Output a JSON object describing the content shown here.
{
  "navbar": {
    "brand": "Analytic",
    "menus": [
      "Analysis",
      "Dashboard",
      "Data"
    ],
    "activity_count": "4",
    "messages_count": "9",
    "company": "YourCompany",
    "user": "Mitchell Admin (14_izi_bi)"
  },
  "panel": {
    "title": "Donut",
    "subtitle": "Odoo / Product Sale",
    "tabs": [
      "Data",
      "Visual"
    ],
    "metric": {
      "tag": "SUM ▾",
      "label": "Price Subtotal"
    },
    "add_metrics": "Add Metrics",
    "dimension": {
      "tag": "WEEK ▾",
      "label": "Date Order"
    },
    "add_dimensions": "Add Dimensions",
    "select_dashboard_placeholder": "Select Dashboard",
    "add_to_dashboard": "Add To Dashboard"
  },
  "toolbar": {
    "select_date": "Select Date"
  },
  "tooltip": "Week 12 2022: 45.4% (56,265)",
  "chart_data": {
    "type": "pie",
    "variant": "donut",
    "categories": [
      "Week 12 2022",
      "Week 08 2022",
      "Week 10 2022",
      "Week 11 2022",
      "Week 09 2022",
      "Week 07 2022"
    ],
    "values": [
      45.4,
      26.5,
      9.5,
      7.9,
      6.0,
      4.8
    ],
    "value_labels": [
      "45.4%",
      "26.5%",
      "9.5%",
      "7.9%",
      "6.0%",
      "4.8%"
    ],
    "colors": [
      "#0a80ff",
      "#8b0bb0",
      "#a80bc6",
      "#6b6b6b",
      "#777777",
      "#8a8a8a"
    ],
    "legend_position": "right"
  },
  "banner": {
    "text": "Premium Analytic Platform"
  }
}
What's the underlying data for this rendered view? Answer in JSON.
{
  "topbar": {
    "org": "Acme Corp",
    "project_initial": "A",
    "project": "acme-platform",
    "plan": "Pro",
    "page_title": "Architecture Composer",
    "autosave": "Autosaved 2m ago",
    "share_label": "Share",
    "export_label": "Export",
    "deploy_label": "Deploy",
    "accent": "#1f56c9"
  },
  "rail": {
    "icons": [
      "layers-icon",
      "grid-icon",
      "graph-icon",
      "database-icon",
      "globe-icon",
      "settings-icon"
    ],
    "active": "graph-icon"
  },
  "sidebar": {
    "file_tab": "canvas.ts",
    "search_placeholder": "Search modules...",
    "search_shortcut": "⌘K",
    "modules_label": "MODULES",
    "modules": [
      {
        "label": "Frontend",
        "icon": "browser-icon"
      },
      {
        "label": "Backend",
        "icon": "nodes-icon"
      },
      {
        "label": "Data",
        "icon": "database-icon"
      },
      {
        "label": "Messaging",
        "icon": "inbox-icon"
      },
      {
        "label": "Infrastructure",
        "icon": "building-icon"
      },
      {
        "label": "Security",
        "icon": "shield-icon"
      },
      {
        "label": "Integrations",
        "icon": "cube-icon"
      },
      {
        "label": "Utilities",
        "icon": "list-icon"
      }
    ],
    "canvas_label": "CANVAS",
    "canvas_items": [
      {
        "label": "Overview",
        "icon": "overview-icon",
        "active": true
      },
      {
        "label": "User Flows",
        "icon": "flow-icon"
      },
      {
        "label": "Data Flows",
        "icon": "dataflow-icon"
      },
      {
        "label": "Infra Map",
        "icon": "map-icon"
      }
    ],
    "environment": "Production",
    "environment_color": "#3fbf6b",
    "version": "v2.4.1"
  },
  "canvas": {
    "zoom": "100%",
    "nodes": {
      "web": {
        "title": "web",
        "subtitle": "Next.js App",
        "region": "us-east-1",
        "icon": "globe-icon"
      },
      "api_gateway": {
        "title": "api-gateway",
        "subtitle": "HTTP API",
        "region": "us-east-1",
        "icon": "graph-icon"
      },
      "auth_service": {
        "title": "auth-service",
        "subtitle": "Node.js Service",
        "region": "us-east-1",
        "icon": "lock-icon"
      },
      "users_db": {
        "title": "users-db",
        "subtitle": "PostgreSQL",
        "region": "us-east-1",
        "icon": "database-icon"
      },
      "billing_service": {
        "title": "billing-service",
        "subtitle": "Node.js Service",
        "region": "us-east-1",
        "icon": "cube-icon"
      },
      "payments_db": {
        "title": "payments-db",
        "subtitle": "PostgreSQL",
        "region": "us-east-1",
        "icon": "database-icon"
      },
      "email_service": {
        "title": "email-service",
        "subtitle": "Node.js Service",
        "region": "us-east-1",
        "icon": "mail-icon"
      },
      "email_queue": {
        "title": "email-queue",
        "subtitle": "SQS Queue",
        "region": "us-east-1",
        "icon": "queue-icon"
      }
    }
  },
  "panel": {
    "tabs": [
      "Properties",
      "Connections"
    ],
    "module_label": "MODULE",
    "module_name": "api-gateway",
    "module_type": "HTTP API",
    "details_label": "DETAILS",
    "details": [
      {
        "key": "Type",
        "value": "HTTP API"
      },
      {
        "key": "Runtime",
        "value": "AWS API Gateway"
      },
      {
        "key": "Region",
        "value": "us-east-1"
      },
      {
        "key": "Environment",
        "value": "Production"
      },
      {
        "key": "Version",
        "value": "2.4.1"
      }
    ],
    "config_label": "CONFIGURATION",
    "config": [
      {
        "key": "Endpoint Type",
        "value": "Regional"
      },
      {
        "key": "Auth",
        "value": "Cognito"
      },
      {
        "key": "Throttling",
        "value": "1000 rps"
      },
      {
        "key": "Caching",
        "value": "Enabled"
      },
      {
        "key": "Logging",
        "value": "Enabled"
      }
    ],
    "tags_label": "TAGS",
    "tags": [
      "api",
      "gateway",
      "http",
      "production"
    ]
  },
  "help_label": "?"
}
++++++
:: What to work on ::
Copy all data exactly, start to finish.

:: Solution to the exercise ::
Output a JSON object describing the content shown here.
{
  "navbar": {
    "brand": "Analytic",
    "menus": [
      "Analysis",
      "Dashboard",
      "Data"
    ],
    "activity_count": "4",
    "messages_count": "9",
    "company": "YourCompany",
    "user": "Mitchell Admin (14_izi_bi)"
  },
  "panel": {
    "title": "Donut",
    "subtitle": "Odoo / Product Sale",
    "tabs": [
      "Data",
      "Visual"
    ],
    "metric": {
      "tag": "SUM ▾",
      "label": "Price Subtotal"
    },
    "add_metrics": "Add Metrics",
    "dimension": {
      "tag": "WEEK ▾",
      "label": "Date Order"
    },
    "add_dimensions": "Add Dimensions",
    "select_dashboard_placeholder": "Select Dashboard",
    "add_to_dashboard": "Add To Dashboard"
  },
  "toolbar": {
    "select_date": "Select Date"
  },
  "tooltip": "Week 12 2022: 45.4% (56,265)",
  "chart_data": {
    "type": "pie",
    "variant": "donut",
    "categories": [
      "Week 12 2022",
      "Week 08 2022",
      "Week 10 2022",
      "Week 11 2022",
      "Week 09 2022",
      "Week 07 2022"
    ],
    "values": [
      45.4,
      26.5,
      9.5,
      7.9,
      6.0,
      4.8
    ],
    "value_labels": [
      "45.4%",
      "26.5%",
      "9.5%",
      "7.9%",
      "6.0%",
      "4.8%"
    ],
    "colors": [
      "#0a80ff",
      "#8b0bb0",
      "#a80bc6",
      "#6b6b6b",
      "#777777",
      "#8a8a8a"
    ],
    "legend_position": "right"
  },
  "banner": {
    "text": "Premium Analytic Platform"
  }
}
What's the underlying data for this rendered view? Answer in JSON.
{
  "topbar": {
    "org": "Acme Corp",
    "project_initial": "A",
    "project": "acme-platform",
    "plan": "Pro",
    "page_title": "Architecture Composer",
    "autosave": "Autosaved 2m ago",
    "share_label": "Share",
    "export_label": "Export",
    "deploy_label": "Deploy",
    "accent": "#1f56c9"
  },
  "rail": {
    "icons": [
      "layers-icon",
      "grid-icon",
      "graph-icon",
      "database-icon",
      "globe-icon",
      "settings-icon"
    ],
    "active": "graph-icon"
  },
  "sidebar": {
    "file_tab": "canvas.ts",
    "search_placeholder": "Search modules...",
    "search_shortcut": "⌘K",
    "modules_label": "MODULES",
    "modules": [
      {
        "label": "Frontend",
        "icon": "browser-icon"
      },
      {
        "label": "Backend",
        "icon": "nodes-icon"
      },
      {
        "label": "Data",
        "icon": "database-icon"
      },
      {
        "label": "Messaging",
        "icon": "inbox-icon"
      },
      {
        "label": "Infrastructure",
        "icon": "building-icon"
      },
      {
        "label": "Security",
        "icon": "shield-icon"
      },
      {
        "label": "Integrations",
        "icon": "cube-icon"
      },
      {
        "label": "Utilities",
        "icon": "list-icon"
      }
    ],
    "canvas_label": "CANVAS",
    "canvas_items": [
      {
        "label": "Overview",
        "icon": "overview-icon",
        "active": true
      },
      {
        "label": "User Flows",
        "icon": "flow-icon"
      },
      {
        "label": "Data Flows",
        "icon": "dataflow-icon"
      },
      {
        "label": "Infra Map",
        "icon": "map-icon"
      }
    ],
    "environment": "Production",
    "environment_color": "#3fbf6b",
    "version": "v2.4.1"
  },
  "canvas": {
    "zoom": "100%",
    "nodes": {
      "web": {
        "title": "web",
        "subtitle": "Next.js App",
        "region": "us-east-1",
        "icon": "globe-icon"
      },
      "api_gateway": {
        "title": "api-gateway",
        "subtitle": "HTTP API",
        "region": "us-east-1",
        "icon": "graph-icon"
      },
      "auth_service": {
        "title": "auth-service",
        "subtitle": "Node.js Service",
        "region": "us-east-1",
        "icon": "lock-icon"
      },
      "users_db": {
        "title": "users-db",
        "subtitle": "PostgreSQL",
        "region": "us-east-1",
        "icon": "database-icon"
      },
      "billing_service": {
        "title": "billing-service",
        "subtitle": "Node.js Service",
        "region": "us-east-1",
        "icon": "cube-icon"
      },
      "payments_db": {
        "title": "payments-db",
        "subtitle": "PostgreSQL",
        "region": "us-east-1",
        "icon": "database-icon"
      },
      "email_service": {
        "title": "email-service",
        "subtitle": "Node.js Service",
        "region": "us-east-1",
        "icon": "mail-icon"
      },
      "email_queue": {
        "title": "email-queue",
        "subtitle": "SQS Queue",
        "region": "us-east-1",
        "icon": "queue-icon"
      }
    }
  },
  "panel": {
    "tabs": [
      "Properties",
      "Connections"
    ],
    "module_label": "MODULE",
    "module_name": "api-gateway",
    "module_type": "HTTP API",
    "details_label": "DETAILS",
    "details": [
      {
        "key": "Type",
        "value": "HTTP API"
      },
      {
        "key": "Runtime",
        "value": "AWS API Gateway"
      },
      {
        "key": "Region",
        "value": "us-east-1"
      },
      {
        "key": "Environment",
        "value": "Production"
      },
      {
        "key": "Version",
        "value": "2.4.1"
      }
    ],
    "config_label": "CONFIGURATION",
    "config": [
      {
        "key": "Endpoint Type",
        "value": "Regional"
      },
      {
        "key": "Auth",
        "value": "Cognito"
      },
      {
        "key": "Throttling",
        "value": "1000 rps"
      },
      {
        "key": "Caching",
        "value": "Enabled"
      },
      {
        "key": "Logging",
        "value": "Enabled"
      }
    ],
    "tags_label": "TAGS",
    "tags": [
      "api",
      "gateway",
      "http",
      "production"
    ]
  },
  "help_label": "?"
}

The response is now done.